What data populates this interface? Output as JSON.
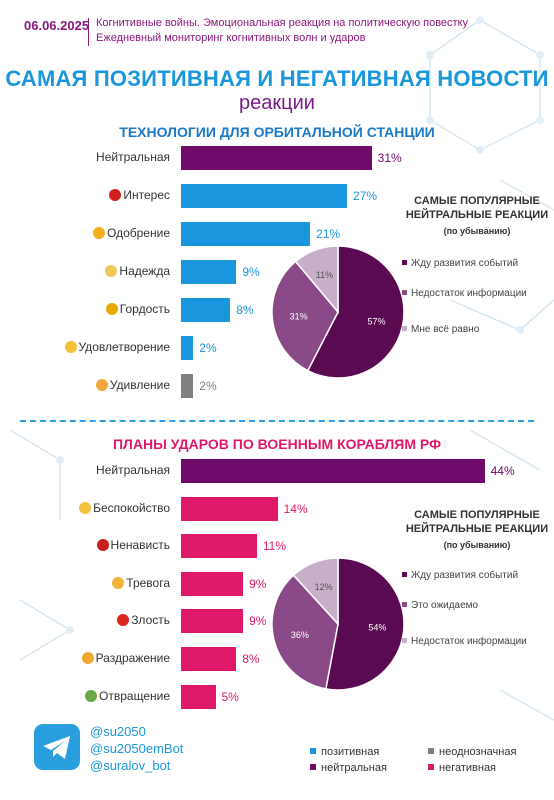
{
  "header": {
    "date": "06.06.2025",
    "subtitle_line1": "Когнитивные войны. Эмоциональная реакция на политическую повестку",
    "subtitle_line2": "Ежедневный мониторинг когнитивных волн и ударов",
    "title": "САМАЯ ПОЗИТИВНАЯ И НЕГАТИВНАЯ НОВОСТИ",
    "title_sub": "реакции"
  },
  "colors": {
    "positive": "#1a96dc",
    "neutral": "#6e0a6a",
    "ambiguous": "#808080",
    "negative": "#e0186a"
  },
  "chart_data": [
    {
      "type": "bar",
      "title": "ТЕХНОЛОГИИ ДЛЯ ОРБИТАЛЬНОЙ СТАНЦИИ",
      "categories": [
        "Нейтральная",
        "Интерес",
        "Одобрение",
        "Надежда",
        "Гордость",
        "Удовлетворение",
        "Удивление"
      ],
      "values": [
        31,
        27,
        21,
        9,
        8,
        2,
        2
      ],
      "value_labels": [
        "31%",
        "27%",
        "21%",
        "9%",
        "8%",
        "2%",
        "2%"
      ],
      "kinds": [
        "neutral",
        "positive",
        "positive",
        "positive",
        "positive",
        "positive",
        "ambiguous"
      ],
      "icons": [
        "",
        "exclamation-question-icon",
        "handshake-icon",
        "praying-hands-icon",
        "trophy-icon",
        "relieved-face-icon",
        "surprised-face-icon"
      ]
    },
    {
      "type": "pie",
      "title": "САМЫЕ ПОПУЛЯРНЫЕ НЕЙТРАЛЬНЫЕ РЕАКЦИИ",
      "subtitle": "(по убыванию)",
      "labels": [
        "Жду развития событий",
        "Недостаток информации",
        "Мне всё равно"
      ],
      "values": [
        57,
        31,
        11
      ],
      "value_labels": [
        "57%",
        "31%",
        "11%"
      ],
      "colors": [
        "#5a0a50",
        "#8a4a88",
        "#c8aec8"
      ]
    },
    {
      "type": "bar",
      "title": "ПЛАНЫ УДАРОВ ПО ВОЕННЫМ КОРАБЛЯМ РФ",
      "categories": [
        "Нейтральная",
        "Беспокойство",
        "Ненависть",
        "Тревога",
        "Злость",
        "Раздражение",
        "Отвращение"
      ],
      "values": [
        44,
        14,
        11,
        9,
        9,
        8,
        5
      ],
      "value_labels": [
        "44%",
        "14%",
        "11%",
        "9%",
        "9%",
        "8%",
        "5%"
      ],
      "kinds": [
        "neutral",
        "negative",
        "negative",
        "negative",
        "negative",
        "negative",
        "negative"
      ],
      "icons": [
        "",
        "grimacing-face-icon",
        "angry-devil-icon",
        "worried-face-icon",
        "angry-face-icon",
        "annoyed-face-icon",
        "nauseated-face-icon"
      ]
    },
    {
      "type": "pie",
      "title": "САМЫЕ ПОПУЛЯРНЫЕ НЕЙТРАЛЬНЫЕ РЕАКЦИИ",
      "subtitle": "(по убыванию)",
      "labels": [
        "Жду развития событий",
        "Это ожидаемо",
        "Недостаток информации"
      ],
      "values": [
        54,
        36,
        12
      ],
      "value_labels": [
        "54%",
        "36%",
        "12%"
      ],
      "colors": [
        "#5a0a50",
        "#8a4a88",
        "#c8aec8"
      ]
    }
  ],
  "footer": {
    "handles": [
      "@su2050",
      "@su2050emBot",
      "@suralov_bot"
    ],
    "legend": [
      {
        "label": "позитивная",
        "kind": "positive"
      },
      {
        "label": "неоднозначная",
        "kind": "ambiguous"
      },
      {
        "label": "нейтральная",
        "kind": "neutral"
      },
      {
        "label": "негативная",
        "kind": "negative"
      }
    ]
  }
}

● ● ● ● ●

### Written exercise
Set the listing down in full and exactly. Pictures within it should not appear in the copy.

### Worked answer
What data populates this interface? Output as JSON.
{
  "header": {
    "date": "06.06.2025",
    "subtitle_line1": "Когнитивные войны. Эмоциональная реакция на политическую повестку",
    "subtitle_line2": "Ежедневный мониторинг когнитивных волн и ударов",
    "title": "САМАЯ ПОЗИТИВНАЯ И НЕГАТИВНАЯ НОВОСТИ",
    "title_sub": "реакции"
  },
  "colors": {
    "positive": "#1a96dc",
    "neutral": "#6e0a6a",
    "ambiguous": "#808080",
    "negative": "#e0186a"
  },
  "chart_data": [
    {
      "type": "bar",
      "title": "ТЕХНОЛОГИИ ДЛЯ ОРБИТАЛЬНОЙ СТАНЦИИ",
      "categories": [
        "Нейтральная",
        "Интерес",
        "Одобрение",
        "Надежда",
        "Гордость",
        "Удовлетворение",
        "Удивление"
      ],
      "values": [
        31,
        27,
        21,
        9,
        8,
        2,
        2
      ],
      "value_labels": [
        "31%",
        "27%",
        "21%",
        "9%",
        "8%",
        "2%",
        "2%"
      ],
      "kinds": [
        "neutral",
        "positive",
        "positive",
        "positive",
        "positive",
        "positive",
        "ambiguous"
      ],
      "icons": [
        "",
        "exclamation-question-icon",
        "handshake-icon",
        "praying-hands-icon",
        "trophy-icon",
        "relieved-face-icon",
        "surprised-face-icon"
      ]
    },
    {
      "type": "pie",
      "title": "САМЫЕ ПОПУЛЯРНЫЕ НЕЙТРАЛЬНЫЕ РЕАКЦИИ",
      "subtitle": "(по убыванию)",
      "labels": [
        "Жду развития событий",
        "Недостаток информации",
        "Мне всё равно"
      ],
      "values": [
        57,
        31,
        11
      ],
      "value_labels": [
        "57%",
        "31%",
        "11%"
      ],
      "colors": [
        "#5a0a50",
        "#8a4a88",
        "#c8aec8"
      ]
    },
    {
      "type": "bar",
      "title": "ПЛАНЫ УДАРОВ ПО ВОЕННЫМ КОРАБЛЯМ РФ",
      "categories": [
        "Нейтральная",
        "Беспокойство",
        "Ненависть",
        "Тревога",
        "Злость",
        "Раздражение",
        "Отвращение"
      ],
      "values": [
        44,
        14,
        11,
        9,
        9,
        8,
        5
      ],
      "value_labels": [
        "44%",
        "14%",
        "11%",
        "9%",
        "9%",
        "8%",
        "5%"
      ],
      "kinds": [
        "neutral",
        "negative",
        "negative",
        "negative",
        "negative",
        "negative",
        "negative"
      ],
      "icons": [
        "",
        "grimacing-face-icon",
        "angry-devil-icon",
        "worried-face-icon",
        "angry-face-icon",
        "annoyed-face-icon",
        "nauseated-face-icon"
      ]
    },
    {
      "type": "pie",
      "title": "САМЫЕ ПОПУЛЯРНЫЕ НЕЙТРАЛЬНЫЕ РЕАКЦИИ",
      "subtitle": "(по убыванию)",
      "labels": [
        "Жду развития событий",
        "Это ожидаемо",
        "Недостаток информации"
      ],
      "values": [
        54,
        36,
        12
      ],
      "value_labels": [
        "54%",
        "36%",
        "12%"
      ],
      "colors": [
        "#5a0a50",
        "#8a4a88",
        "#c8aec8"
      ]
    }
  ],
  "footer": {
    "handles": [
      "@su2050",
      "@su2050emBot",
      "@suralov_bot"
    ],
    "legend": [
      {
        "label": "позитивная",
        "kind": "positive"
      },
      {
        "label": "неоднозначная",
        "kind": "ambiguous"
      },
      {
        "label": "нейтральная",
        "kind": "neutral"
      },
      {
        "label": "негативная",
        "kind": "negative"
      }
    ]
  }
}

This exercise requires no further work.